>> start Dataset entries

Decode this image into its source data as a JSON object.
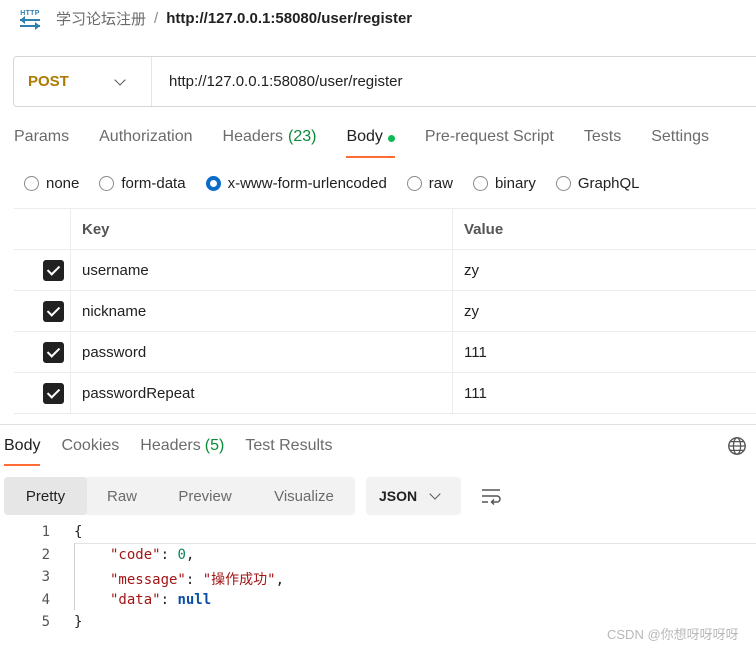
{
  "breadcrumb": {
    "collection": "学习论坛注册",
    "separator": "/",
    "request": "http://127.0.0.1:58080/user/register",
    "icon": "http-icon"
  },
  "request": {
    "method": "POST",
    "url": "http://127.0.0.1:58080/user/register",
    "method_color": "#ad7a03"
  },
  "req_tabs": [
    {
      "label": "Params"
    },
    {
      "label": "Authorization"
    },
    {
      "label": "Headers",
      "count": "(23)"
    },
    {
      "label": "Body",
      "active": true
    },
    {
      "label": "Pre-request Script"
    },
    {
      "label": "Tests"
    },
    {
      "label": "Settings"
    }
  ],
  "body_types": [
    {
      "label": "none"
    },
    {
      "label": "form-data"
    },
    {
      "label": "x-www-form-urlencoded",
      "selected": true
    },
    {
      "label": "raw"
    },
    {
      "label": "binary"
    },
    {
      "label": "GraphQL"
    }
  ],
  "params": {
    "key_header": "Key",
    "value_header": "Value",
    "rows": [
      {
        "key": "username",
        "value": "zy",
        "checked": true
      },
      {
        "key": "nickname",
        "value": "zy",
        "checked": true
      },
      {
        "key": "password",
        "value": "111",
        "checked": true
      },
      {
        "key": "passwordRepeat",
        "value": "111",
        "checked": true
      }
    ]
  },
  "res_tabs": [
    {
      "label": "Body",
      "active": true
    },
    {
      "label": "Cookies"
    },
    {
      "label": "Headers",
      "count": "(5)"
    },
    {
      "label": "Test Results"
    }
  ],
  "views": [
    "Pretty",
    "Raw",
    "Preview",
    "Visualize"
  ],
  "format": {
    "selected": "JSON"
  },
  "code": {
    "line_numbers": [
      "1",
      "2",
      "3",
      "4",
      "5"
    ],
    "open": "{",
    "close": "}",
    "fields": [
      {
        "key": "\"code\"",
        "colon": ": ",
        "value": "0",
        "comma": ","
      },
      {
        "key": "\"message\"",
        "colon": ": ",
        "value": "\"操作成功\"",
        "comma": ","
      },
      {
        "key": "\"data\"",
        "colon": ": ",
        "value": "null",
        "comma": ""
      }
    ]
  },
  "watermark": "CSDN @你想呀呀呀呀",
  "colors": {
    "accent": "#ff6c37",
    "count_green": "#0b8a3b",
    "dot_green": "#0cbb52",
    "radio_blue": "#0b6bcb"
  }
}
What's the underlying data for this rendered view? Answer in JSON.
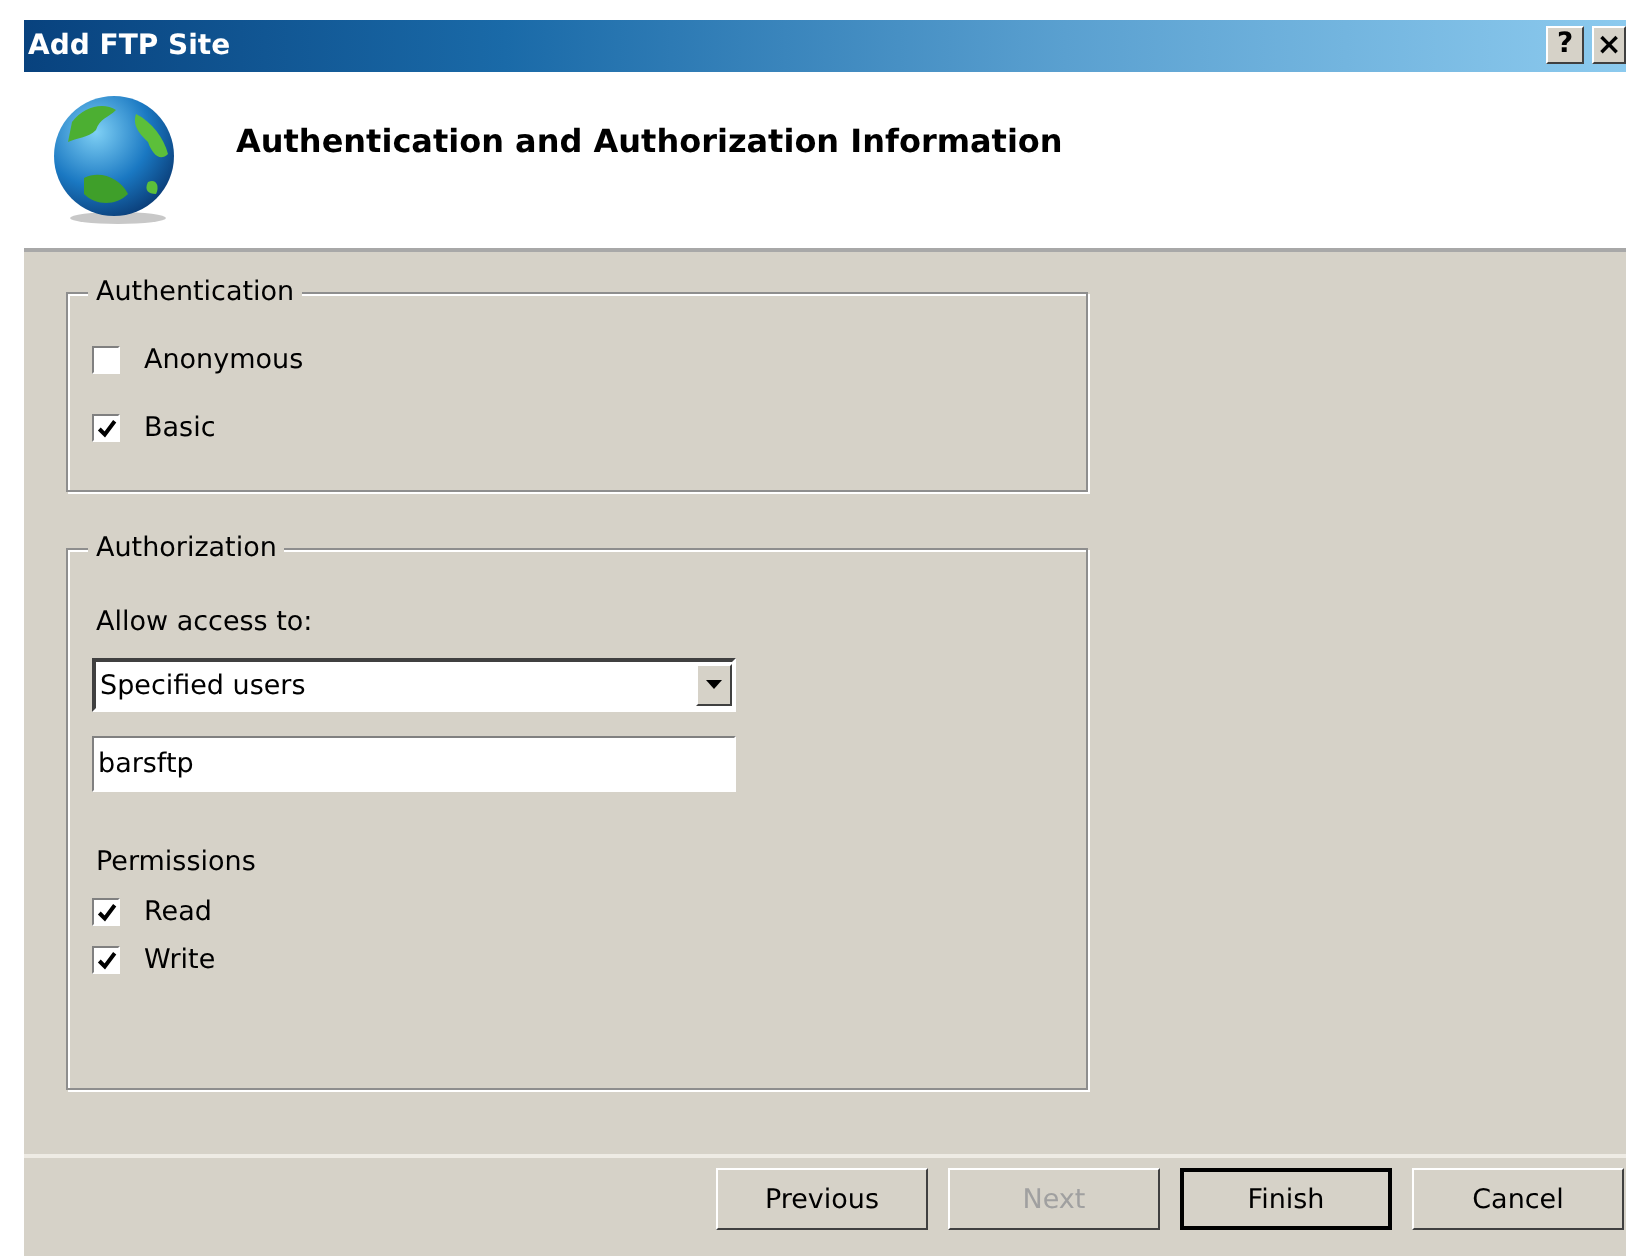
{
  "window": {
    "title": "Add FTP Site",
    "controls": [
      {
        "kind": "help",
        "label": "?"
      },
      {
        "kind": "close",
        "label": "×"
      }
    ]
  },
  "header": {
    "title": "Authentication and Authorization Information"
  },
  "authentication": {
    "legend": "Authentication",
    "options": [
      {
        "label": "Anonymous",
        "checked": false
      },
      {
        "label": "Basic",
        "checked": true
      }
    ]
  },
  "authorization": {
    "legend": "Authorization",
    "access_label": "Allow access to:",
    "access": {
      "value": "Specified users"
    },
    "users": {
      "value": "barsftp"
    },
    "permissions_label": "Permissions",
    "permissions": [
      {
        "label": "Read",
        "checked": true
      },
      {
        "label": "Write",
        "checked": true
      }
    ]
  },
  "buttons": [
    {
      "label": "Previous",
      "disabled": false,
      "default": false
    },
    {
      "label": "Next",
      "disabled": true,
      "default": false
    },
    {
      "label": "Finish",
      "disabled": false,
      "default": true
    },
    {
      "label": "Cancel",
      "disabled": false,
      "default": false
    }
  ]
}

>> end Dataset entries

**Your instructions:**
Omit the pictures, and quote the material above exactly as given.

**Written reply:**
Decode this image into its source data as a JSON object.
{
  "breadcrumb": {
    "collection": "学习论坛注册",
    "separator": "/",
    "request": "http://127.0.0.1:58080/user/register",
    "icon": "http-icon"
  },
  "request": {
    "method": "POST",
    "url": "http://127.0.0.1:58080/user/register",
    "method_color": "#ad7a03"
  },
  "req_tabs": [
    {
      "label": "Params"
    },
    {
      "label": "Authorization"
    },
    {
      "label": "Headers",
      "count": "(23)"
    },
    {
      "label": "Body",
      "active": true
    },
    {
      "label": "Pre-request Script"
    },
    {
      "label": "Tests"
    },
    {
      "label": "Settings"
    }
  ],
  "body_types": [
    {
      "label": "none"
    },
    {
      "label": "form-data"
    },
    {
      "label": "x-www-form-urlencoded",
      "selected": true
    },
    {
      "label": "raw"
    },
    {
      "label": "binary"
    },
    {
      "label": "GraphQL"
    }
  ],
  "params": {
    "key_header": "Key",
    "value_header": "Value",
    "rows": [
      {
        "key": "username",
        "value": "zy",
        "checked": true
      },
      {
        "key": "nickname",
        "value": "zy",
        "checked": true
      },
      {
        "key": "password",
        "value": "111",
        "checked": true
      },
      {
        "key": "passwordRepeat",
        "value": "111",
        "checked": true
      }
    ]
  },
  "res_tabs": [
    {
      "label": "Body",
      "active": true
    },
    {
      "label": "Cookies"
    },
    {
      "label": "Headers",
      "count": "(5)"
    },
    {
      "label": "Test Results"
    }
  ],
  "views": [
    "Pretty",
    "Raw",
    "Preview",
    "Visualize"
  ],
  "format": {
    "selected": "JSON"
  },
  "code": {
    "line_numbers": [
      "1",
      "2",
      "3",
      "4",
      "5"
    ],
    "open": "{",
    "close": "}",
    "fields": [
      {
        "key": "\"code\"",
        "colon": ": ",
        "value": "0",
        "comma": ","
      },
      {
        "key": "\"message\"",
        "colon": ": ",
        "value": "\"操作成功\"",
        "comma": ","
      },
      {
        "key": "\"data\"",
        "colon": ": ",
        "value": "null",
        "comma": ""
      }
    ]
  },
  "watermark": "CSDN @你想呀呀呀呀",
  "colors": {
    "accent": "#ff6c37",
    "count_green": "#0b8a3b",
    "dot_green": "#0cbb52",
    "radio_blue": "#0b6bcb"
  }
}
What's the underlying data for this rendered view? Answer in JSON.
{
  "window": {
    "title": "Add FTP Site",
    "controls": [
      {
        "kind": "help",
        "label": "?"
      },
      {
        "kind": "close",
        "label": "×"
      }
    ]
  },
  "header": {
    "title": "Authentication and Authorization Information"
  },
  "authentication": {
    "legend": "Authentication",
    "options": [
      {
        "label": "Anonymous",
        "checked": false
      },
      {
        "label": "Basic",
        "checked": true
      }
    ]
  },
  "authorization": {
    "legend": "Authorization",
    "access_label": "Allow access to:",
    "access": {
      "value": "Specified users"
    },
    "users": {
      "value": "barsftp"
    },
    "permissions_label": "Permissions",
    "permissions": [
      {
        "label": "Read",
        "checked": true
      },
      {
        "label": "Write",
        "checked": true
      }
    ]
  },
  "buttons": [
    {
      "label": "Previous",
      "disabled": false,
      "default": false
    },
    {
      "label": "Next",
      "disabled": true,
      "default": false
    },
    {
      "label": "Finish",
      "disabled": false,
      "default": true
    },
    {
      "label": "Cancel",
      "disabled": false,
      "default": false
    }
  ]
}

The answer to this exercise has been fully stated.